Instructions to follow:
Below are some records. Pull every line that contains the word "submissions".

Information provided:
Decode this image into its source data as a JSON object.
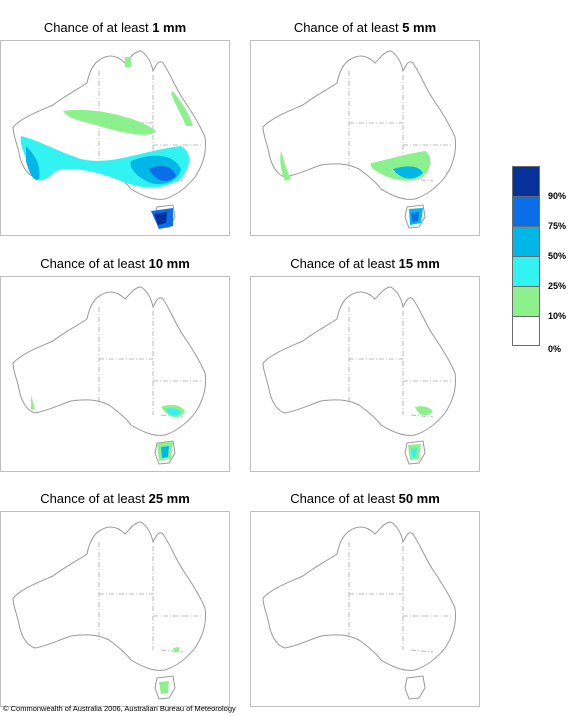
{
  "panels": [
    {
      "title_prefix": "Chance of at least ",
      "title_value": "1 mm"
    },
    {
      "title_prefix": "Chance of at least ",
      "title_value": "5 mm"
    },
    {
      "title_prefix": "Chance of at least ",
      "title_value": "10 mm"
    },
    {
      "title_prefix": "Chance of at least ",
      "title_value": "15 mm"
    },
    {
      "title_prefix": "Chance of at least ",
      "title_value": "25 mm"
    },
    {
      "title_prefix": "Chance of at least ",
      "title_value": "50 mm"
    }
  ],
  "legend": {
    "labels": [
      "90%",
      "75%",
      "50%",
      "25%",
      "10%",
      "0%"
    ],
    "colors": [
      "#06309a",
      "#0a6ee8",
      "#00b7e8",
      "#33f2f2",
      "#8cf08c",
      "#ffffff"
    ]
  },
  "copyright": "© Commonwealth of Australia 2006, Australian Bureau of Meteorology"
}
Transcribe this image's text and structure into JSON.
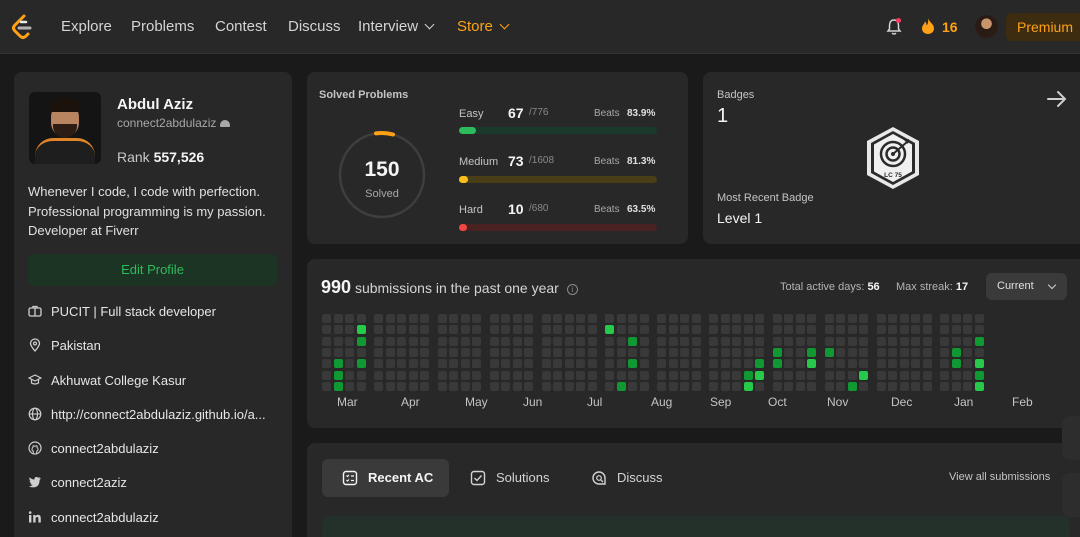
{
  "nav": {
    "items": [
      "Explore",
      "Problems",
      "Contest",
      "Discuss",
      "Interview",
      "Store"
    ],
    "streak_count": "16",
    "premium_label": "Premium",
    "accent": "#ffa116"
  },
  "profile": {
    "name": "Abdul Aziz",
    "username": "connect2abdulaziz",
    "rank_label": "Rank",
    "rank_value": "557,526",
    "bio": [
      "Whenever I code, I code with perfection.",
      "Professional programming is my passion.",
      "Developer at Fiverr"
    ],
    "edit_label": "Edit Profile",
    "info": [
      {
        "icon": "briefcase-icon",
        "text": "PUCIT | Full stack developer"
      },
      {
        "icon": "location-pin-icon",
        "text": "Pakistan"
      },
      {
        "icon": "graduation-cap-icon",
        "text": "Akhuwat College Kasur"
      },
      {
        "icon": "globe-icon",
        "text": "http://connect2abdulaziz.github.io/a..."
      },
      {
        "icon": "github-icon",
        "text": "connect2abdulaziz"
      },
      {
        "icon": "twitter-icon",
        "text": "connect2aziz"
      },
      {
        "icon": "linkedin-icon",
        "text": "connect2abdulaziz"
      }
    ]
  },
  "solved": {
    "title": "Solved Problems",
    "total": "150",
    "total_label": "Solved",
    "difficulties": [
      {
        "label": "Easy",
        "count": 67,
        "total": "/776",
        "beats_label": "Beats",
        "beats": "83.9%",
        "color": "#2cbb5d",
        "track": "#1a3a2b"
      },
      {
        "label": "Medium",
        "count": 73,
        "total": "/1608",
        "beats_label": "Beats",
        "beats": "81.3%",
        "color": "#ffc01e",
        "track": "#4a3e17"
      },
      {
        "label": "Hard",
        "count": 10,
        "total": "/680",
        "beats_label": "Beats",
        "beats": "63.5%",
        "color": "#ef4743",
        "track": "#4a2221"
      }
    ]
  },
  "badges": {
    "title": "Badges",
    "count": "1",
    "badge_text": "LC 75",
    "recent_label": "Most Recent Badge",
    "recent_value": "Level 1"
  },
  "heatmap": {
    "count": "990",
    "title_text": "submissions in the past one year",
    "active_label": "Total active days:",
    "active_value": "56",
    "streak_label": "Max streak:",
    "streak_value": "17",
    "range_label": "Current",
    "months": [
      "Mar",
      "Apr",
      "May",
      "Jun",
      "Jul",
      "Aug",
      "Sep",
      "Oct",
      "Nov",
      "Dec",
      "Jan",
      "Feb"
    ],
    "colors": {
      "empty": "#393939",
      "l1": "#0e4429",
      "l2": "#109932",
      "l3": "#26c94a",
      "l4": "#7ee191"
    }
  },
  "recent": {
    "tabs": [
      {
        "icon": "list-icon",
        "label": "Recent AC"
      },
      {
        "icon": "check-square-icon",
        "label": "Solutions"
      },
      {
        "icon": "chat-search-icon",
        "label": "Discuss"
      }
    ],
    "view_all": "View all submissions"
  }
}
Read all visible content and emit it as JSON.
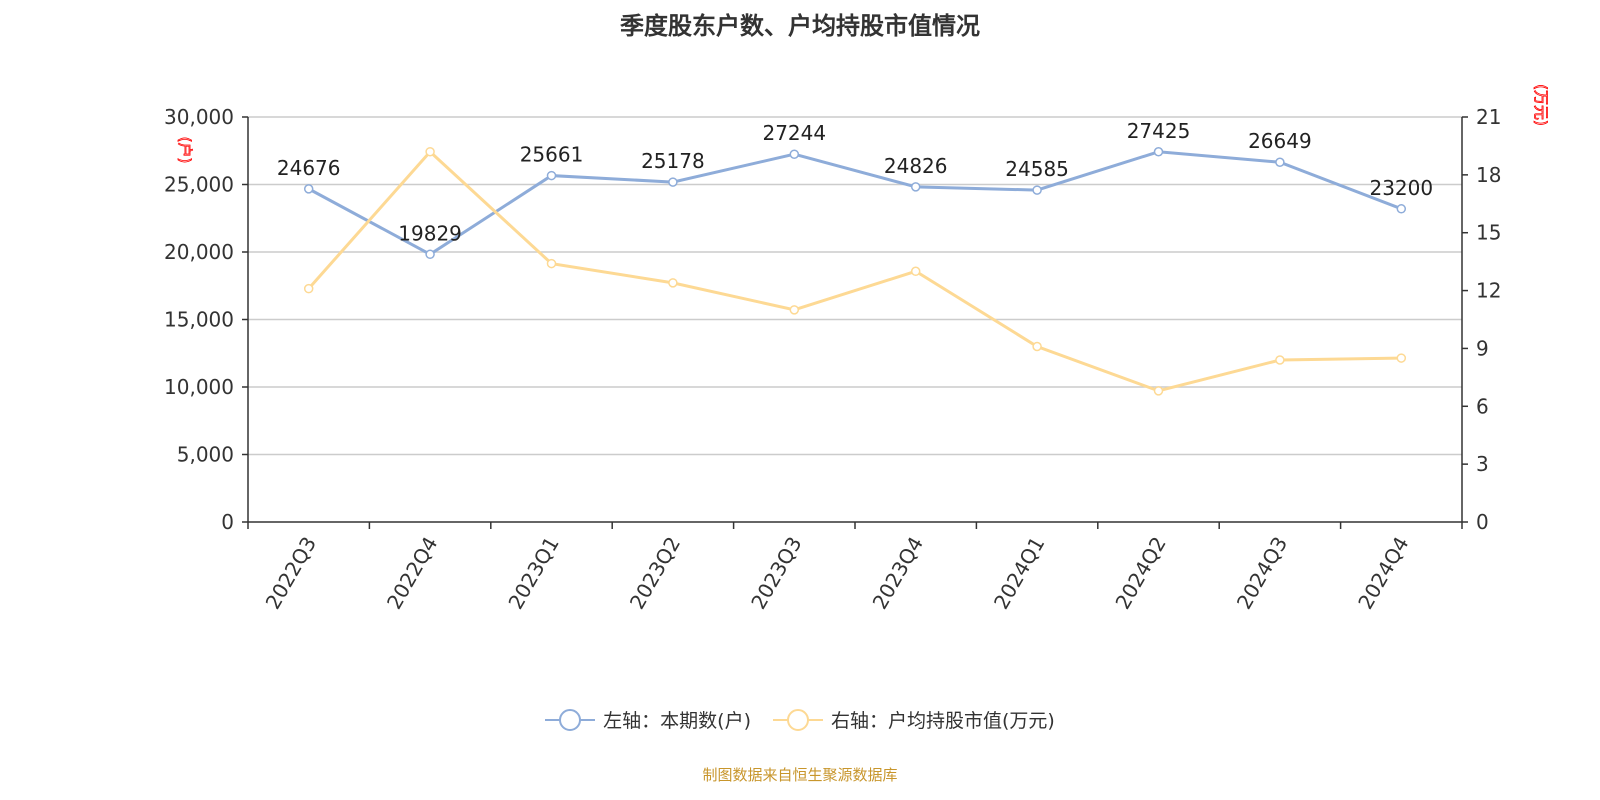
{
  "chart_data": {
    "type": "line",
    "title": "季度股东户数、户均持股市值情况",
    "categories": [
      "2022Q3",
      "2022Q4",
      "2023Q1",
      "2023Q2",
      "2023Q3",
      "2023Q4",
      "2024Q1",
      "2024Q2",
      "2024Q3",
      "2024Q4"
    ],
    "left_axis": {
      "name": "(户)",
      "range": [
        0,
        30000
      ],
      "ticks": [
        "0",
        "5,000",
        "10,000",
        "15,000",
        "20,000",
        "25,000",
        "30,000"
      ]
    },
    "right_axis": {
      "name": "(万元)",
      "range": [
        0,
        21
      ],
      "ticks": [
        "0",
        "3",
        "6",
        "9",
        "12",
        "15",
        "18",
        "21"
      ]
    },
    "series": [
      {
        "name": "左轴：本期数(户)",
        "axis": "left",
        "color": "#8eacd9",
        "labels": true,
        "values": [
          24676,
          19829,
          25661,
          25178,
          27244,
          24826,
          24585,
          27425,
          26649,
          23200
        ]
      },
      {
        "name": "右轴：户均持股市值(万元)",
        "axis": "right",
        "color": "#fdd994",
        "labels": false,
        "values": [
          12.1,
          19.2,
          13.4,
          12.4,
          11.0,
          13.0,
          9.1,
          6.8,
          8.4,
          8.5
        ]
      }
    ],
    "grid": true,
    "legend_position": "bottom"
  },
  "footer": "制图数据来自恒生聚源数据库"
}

Result for this task:
    "title_text": "submissions in the past one year",
    "view_all": "View all submissions"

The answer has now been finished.